Exercise aim: Copy out the entries in full and with complete accuracy; pictures are excluded.

[Start Material provided]

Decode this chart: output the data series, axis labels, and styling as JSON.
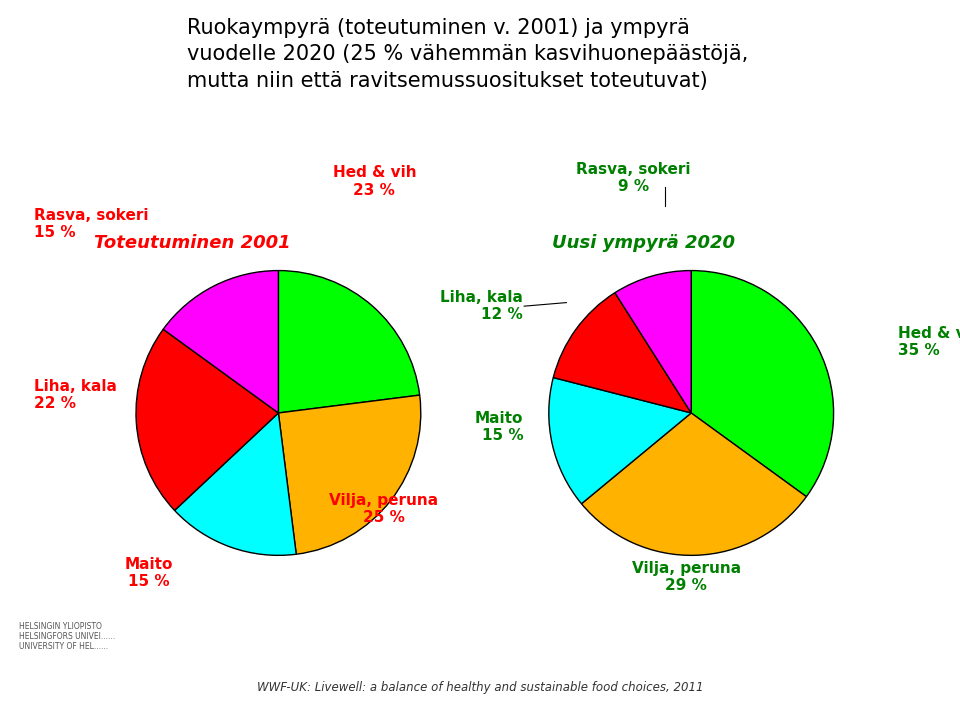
{
  "title_line1": "Ruokaympyrä (toteutuminen v. 2001) ja ympyrä",
  "title_line2": "vuodelle 2020 (25 % vähemmän kasvihuonepäästöjä,",
  "title_line3": "mutta niin että ravitsemussuositukset toteutuvat)",
  "label1": "Toteutuminen 2001",
  "label2": "Uusi ympyrä 2020",
  "label1_color": "#FF0000",
  "label2_color": "#008000",
  "footer": "WWF-UK: Livewell: a balance of healthy and sustainable food choices, 2011",
  "pie1_values": [
    23,
    25,
    15,
    22,
    15
  ],
  "pie1_colors": [
    "#00FF00",
    "#FFB300",
    "#00FFFF",
    "#FF0000",
    "#FF00FF"
  ],
  "pie1_startangle": 90,
  "pie1_text_color": "#FF0000",
  "pie2_values": [
    35,
    29,
    15,
    12,
    9
  ],
  "pie2_colors": [
    "#00FF00",
    "#FFB300",
    "#00FFFF",
    "#FF0000",
    "#FF00FF"
  ],
  "pie2_startangle": 90,
  "pie2_text_color": "#008000",
  "bg_color": "#FFFFFF",
  "title_color": "#000000",
  "separator_color": "#999999",
  "title_fontsize": 15,
  "label_fontsize": 13,
  "pie_label_fontsize": 11
}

[End Material provided]

Answer to this exercise:
Decode this chart: output the data series, axis labels, and styling as JSON.
{
  "title_line1": "Ruokaympyrä (toteutuminen v. 2001) ja ympyrä",
  "title_line2": "vuodelle 2020 (25 % vähemmän kasvihuonepäästöjä,",
  "title_line3": "mutta niin että ravitsemussuositukset toteutuvat)",
  "label1": "Toteutuminen 2001",
  "label2": "Uusi ympyrä 2020",
  "label1_color": "#FF0000",
  "label2_color": "#008000",
  "footer": "WWF-UK: Livewell: a balance of healthy and sustainable food choices, 2011",
  "pie1_values": [
    23,
    25,
    15,
    22,
    15
  ],
  "pie1_colors": [
    "#00FF00",
    "#FFB300",
    "#00FFFF",
    "#FF0000",
    "#FF00FF"
  ],
  "pie1_startangle": 90,
  "pie1_text_color": "#FF0000",
  "pie2_values": [
    35,
    29,
    15,
    12,
    9
  ],
  "pie2_colors": [
    "#00FF00",
    "#FFB300",
    "#00FFFF",
    "#FF0000",
    "#FF00FF"
  ],
  "pie2_startangle": 90,
  "pie2_text_color": "#008000",
  "bg_color": "#FFFFFF",
  "title_color": "#000000",
  "separator_color": "#999999",
  "title_fontsize": 15,
  "label_fontsize": 13,
  "pie_label_fontsize": 11
}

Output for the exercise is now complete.